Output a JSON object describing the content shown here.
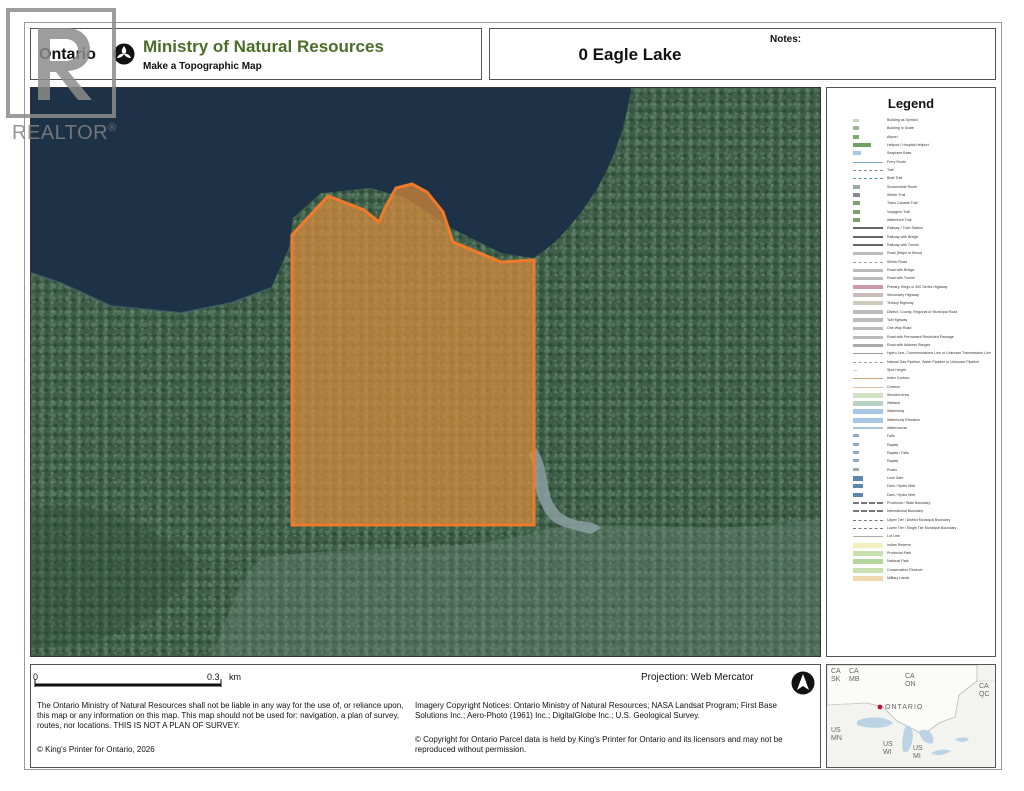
{
  "header": {
    "ontario": "Ontario",
    "ministry": "Ministry of Natural Resources",
    "subtitle": "Make a Topographic Map",
    "notes_label": "Notes:",
    "map_title": "0 Eagle Lake"
  },
  "legend": {
    "title": "Legend",
    "items": [
      "Building as Symbol",
      "Building to Scale",
      "Airport",
      "Heliport / Hospital Heliport",
      "Seaplane Base",
      "Ferry Route",
      "Trail",
      "Boat Trail",
      "Snowmobile Route",
      "Winter Trail",
      "Trans Canada Trail",
      "Voyageur Trail",
      "Waterfront Trail",
      "Railway / Train Station",
      "Railway with Bridge",
      "Railway with Tunnel",
      "Road (Major or Minor)",
      "Winter Road",
      "Road with Bridge",
      "Road with Tunnel",
      "Primary, Kings or 400 Series Highway",
      "Secondary Highway",
      "Tertiary Highway",
      "District, County, Regional or Municipal Road",
      "Toll Highway",
      "One Way Road",
      "Road with Permanent Restricted Passage",
      "Road with Address Ranges",
      "Hydro Line, Communications Line or Unknown Transmission Line",
      "Natural Gas Pipeline, Water Pipeline or Unknown Pipeline",
      "Spot Height",
      "Index Contour",
      "Contour",
      "Wooded Area",
      "Wetland",
      "Waterbody",
      "Waterbody Elevation",
      "Watercourse",
      "Falls",
      "Rapids",
      "Rapids / Falls",
      "Rapids",
      "Rocks",
      "Lock Gate",
      "Dam / Hydro Weir",
      "Dam / Hydro Weir",
      "Provincial / State Boundary",
      "International Boundary",
      "Upper Tier / District Municipal Boundary",
      "Lower Tier / Single Tier Municipal Boundary",
      "Lot Line",
      "Indian Reserve",
      "Provincial Park",
      "National Park",
      "Conservation Reserve",
      "Military Lands"
    ]
  },
  "scale": {
    "start": "0",
    "end": "0.3",
    "unit": "km"
  },
  "footer": {
    "disclaimer": "The Ontario Ministry of Natural Resources shall not be liable in any way for the use of, or reliance upon, this map or any information on this map. This map should not be used for: navigation, a plan of survey, routes, nor locations. THIS IS NOT A PLAN OF SURVEY.",
    "kings_printer": "© King's Printer for Ontario, 2026",
    "projection": "Projection: Web Mercator",
    "imagery_notice": "Imagery Copyright Notices: Ontario Ministry of Natural Resources; NASA Landsat Program; First Base Solutions Inc.; Aero-Photo (1961) Inc.; DigitalGlobe Inc.; U.S. Geological Survey.",
    "parcel_copyright": "© Copyright for Ontario Parcel data is held by King's Printer for Ontario and its licensors and may not be reproduced without permission."
  },
  "inset": {
    "labels": [
      "CA",
      "SK",
      "CA",
      "MB",
      "CA",
      "ON",
      "ONTARIO",
      "CA",
      "QC",
      "US",
      "MN",
      "US",
      "WI",
      "US",
      "MI"
    ]
  },
  "watermark": {
    "text": "REALTOR",
    "reg": "®"
  },
  "colors": {
    "ministry_green": "#4a6e2a",
    "parcel_fill": "#d98a3a",
    "parcel_outline": "#ef7a2c",
    "water": "#1d3147",
    "forest": "#3e5e48"
  }
}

--------

-- Set problem --
Write out every line above exactly as it is, leaving out the pictures.

-- Answer to the task --
Output a JSON object describing the content shown here.
{
  "header": {
    "ontario": "Ontario",
    "ministry": "Ministry of Natural Resources",
    "subtitle": "Make a Topographic Map",
    "notes_label": "Notes:",
    "map_title": "0 Eagle Lake"
  },
  "legend": {
    "title": "Legend",
    "items": [
      "Building as Symbol",
      "Building to Scale",
      "Airport",
      "Heliport / Hospital Heliport",
      "Seaplane Base",
      "Ferry Route",
      "Trail",
      "Boat Trail",
      "Snowmobile Route",
      "Winter Trail",
      "Trans Canada Trail",
      "Voyageur Trail",
      "Waterfront Trail",
      "Railway / Train Station",
      "Railway with Bridge",
      "Railway with Tunnel",
      "Road (Major or Minor)",
      "Winter Road",
      "Road with Bridge",
      "Road with Tunnel",
      "Primary, Kings or 400 Series Highway",
      "Secondary Highway",
      "Tertiary Highway",
      "District, County, Regional or Municipal Road",
      "Toll Highway",
      "One Way Road",
      "Road with Permanent Restricted Passage",
      "Road with Address Ranges",
      "Hydro Line, Communications Line or Unknown Transmission Line",
      "Natural Gas Pipeline, Water Pipeline or Unknown Pipeline",
      "Spot Height",
      "Index Contour",
      "Contour",
      "Wooded Area",
      "Wetland",
      "Waterbody",
      "Waterbody Elevation",
      "Watercourse",
      "Falls",
      "Rapids",
      "Rapids / Falls",
      "Rapids",
      "Rocks",
      "Lock Gate",
      "Dam / Hydro Weir",
      "Dam / Hydro Weir",
      "Provincial / State Boundary",
      "International Boundary",
      "Upper Tier / District Municipal Boundary",
      "Lower Tier / Single Tier Municipal Boundary",
      "Lot Line",
      "Indian Reserve",
      "Provincial Park",
      "National Park",
      "Conservation Reserve",
      "Military Lands"
    ]
  },
  "scale": {
    "start": "0",
    "end": "0.3",
    "unit": "km"
  },
  "footer": {
    "disclaimer": "The Ontario Ministry of Natural Resources shall not be liable in any way for the use of, or reliance upon, this map or any information on this map. This map should not be used for: navigation, a plan of survey, routes, nor locations. THIS IS NOT A PLAN OF SURVEY.",
    "kings_printer": "© King's Printer for Ontario, 2026",
    "projection": "Projection: Web Mercator",
    "imagery_notice": "Imagery Copyright Notices: Ontario Ministry of Natural Resources; NASA Landsat Program; First Base Solutions Inc.; Aero-Photo (1961) Inc.; DigitalGlobe Inc.; U.S. Geological Survey.",
    "parcel_copyright": "© Copyright for Ontario Parcel data is held by King's Printer for Ontario and its licensors and may not be reproduced without permission."
  },
  "inset": {
    "labels": [
      "CA",
      "SK",
      "CA",
      "MB",
      "CA",
      "ON",
      "ONTARIO",
      "CA",
      "QC",
      "US",
      "MN",
      "US",
      "WI",
      "US",
      "MI"
    ]
  },
  "watermark": {
    "text": "REALTOR",
    "reg": "®"
  },
  "colors": {
    "ministry_green": "#4a6e2a",
    "parcel_fill": "#d98a3a",
    "parcel_outline": "#ef7a2c",
    "water": "#1d3147",
    "forest": "#3e5e48"
  }
}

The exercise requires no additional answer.